> [What is asked]:
Restate the material word for word and leave out anything that is a picture.

> [Source material]:
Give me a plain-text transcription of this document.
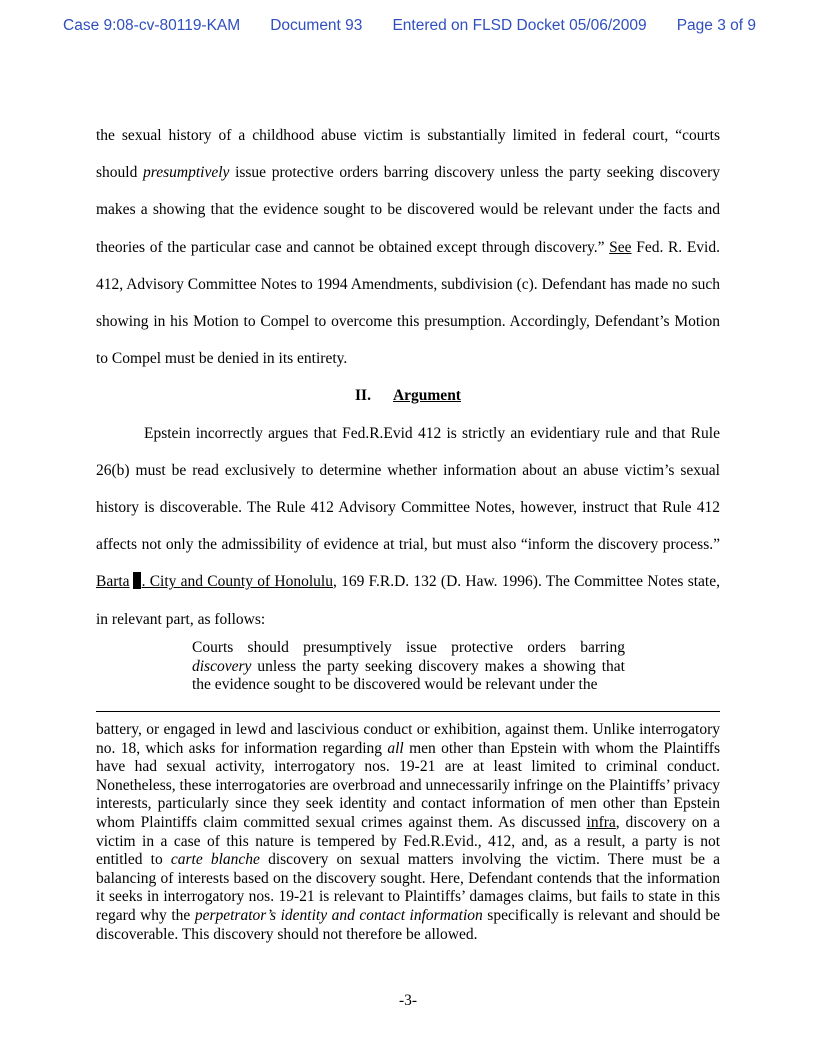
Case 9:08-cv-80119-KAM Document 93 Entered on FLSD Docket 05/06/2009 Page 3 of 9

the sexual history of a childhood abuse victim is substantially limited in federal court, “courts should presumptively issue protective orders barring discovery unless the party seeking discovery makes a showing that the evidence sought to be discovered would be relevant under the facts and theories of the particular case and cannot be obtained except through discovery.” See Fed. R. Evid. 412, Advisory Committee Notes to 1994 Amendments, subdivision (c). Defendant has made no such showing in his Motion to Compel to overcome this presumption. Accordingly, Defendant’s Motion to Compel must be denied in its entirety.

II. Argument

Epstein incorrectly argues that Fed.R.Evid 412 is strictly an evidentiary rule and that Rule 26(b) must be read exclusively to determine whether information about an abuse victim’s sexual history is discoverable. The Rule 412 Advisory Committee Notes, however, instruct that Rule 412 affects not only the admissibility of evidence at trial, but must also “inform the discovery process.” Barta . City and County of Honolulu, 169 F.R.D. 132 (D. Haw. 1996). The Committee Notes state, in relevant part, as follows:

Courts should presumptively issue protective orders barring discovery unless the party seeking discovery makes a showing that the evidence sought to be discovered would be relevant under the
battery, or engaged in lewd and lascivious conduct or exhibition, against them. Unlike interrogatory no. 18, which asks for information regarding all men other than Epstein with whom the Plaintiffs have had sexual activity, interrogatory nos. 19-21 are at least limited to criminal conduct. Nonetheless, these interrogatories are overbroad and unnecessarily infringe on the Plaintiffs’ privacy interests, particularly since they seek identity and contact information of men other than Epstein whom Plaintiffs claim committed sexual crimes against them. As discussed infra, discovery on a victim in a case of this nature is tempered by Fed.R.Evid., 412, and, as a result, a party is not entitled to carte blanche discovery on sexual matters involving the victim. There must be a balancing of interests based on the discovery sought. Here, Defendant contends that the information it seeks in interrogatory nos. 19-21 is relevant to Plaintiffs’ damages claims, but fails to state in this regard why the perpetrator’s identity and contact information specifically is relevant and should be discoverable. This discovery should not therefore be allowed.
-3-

> [Result below]:
Give me a plain-text transcription of this document.
Case 9:08-cv-80119-KAM Document 93 Entered on FLSD Docket 05/06/2009 Page 3 of 9

the sexual history of a childhood abuse victim is substantially limited in federal court, “courts should presumptively issue protective orders barring discovery unless the party seeking discovery makes a showing that the evidence sought to be discovered would be relevant under the facts and theories of the particular case and cannot be obtained except through discovery.” See Fed. R. Evid. 412, Advisory Committee Notes to 1994 Amendments, subdivision (c). Defendant has made no such showing in his Motion to Compel to overcome this presumption. Accordingly, Defendant’s Motion to Compel must be denied in its entirety.

II. Argument

Epstein incorrectly argues that Fed.R.Evid 412 is strictly an evidentiary rule and that Rule 26(b) must be read exclusively to determine whether information about an abuse victim’s sexual history is discoverable. The Rule 412 Advisory Committee Notes, however, instruct that Rule 412 affects not only the admissibility of evidence at trial, but must also “inform the discovery process.” Barta . City and County of Honolulu, 169 F.R.D. 132 (D. Haw. 1996). The Committee Notes state, in relevant part, as follows:

Courts should presumptively issue protective orders barring discovery unless the party seeking discovery makes a showing that the evidence sought to be discovered would be relevant under the
battery, or engaged in lewd and lascivious conduct or exhibition, against them. Unlike interrogatory no. 18, which asks for information regarding all men other than Epstein with whom the Plaintiffs have had sexual activity, interrogatory nos. 19-21 are at least limited to criminal conduct. Nonetheless, these interrogatories are overbroad and unnecessarily infringe on the Plaintiffs’ privacy interests, particularly since they seek identity and contact information of men other than Epstein whom Plaintiffs claim committed sexual crimes against them. As discussed infra, discovery on a victim in a case of this nature is tempered by Fed.R.Evid., 412, and, as a result, a party is not entitled to carte blanche discovery on sexual matters involving the victim. There must be a balancing of interests based on the discovery sought. Here, Defendant contends that the information it seeks in interrogatory nos. 19-21 is relevant to Plaintiffs’ damages claims, but fails to state in this regard why the perpetrator’s identity and contact information specifically is relevant and should be discoverable. This discovery should not therefore be allowed.
-3-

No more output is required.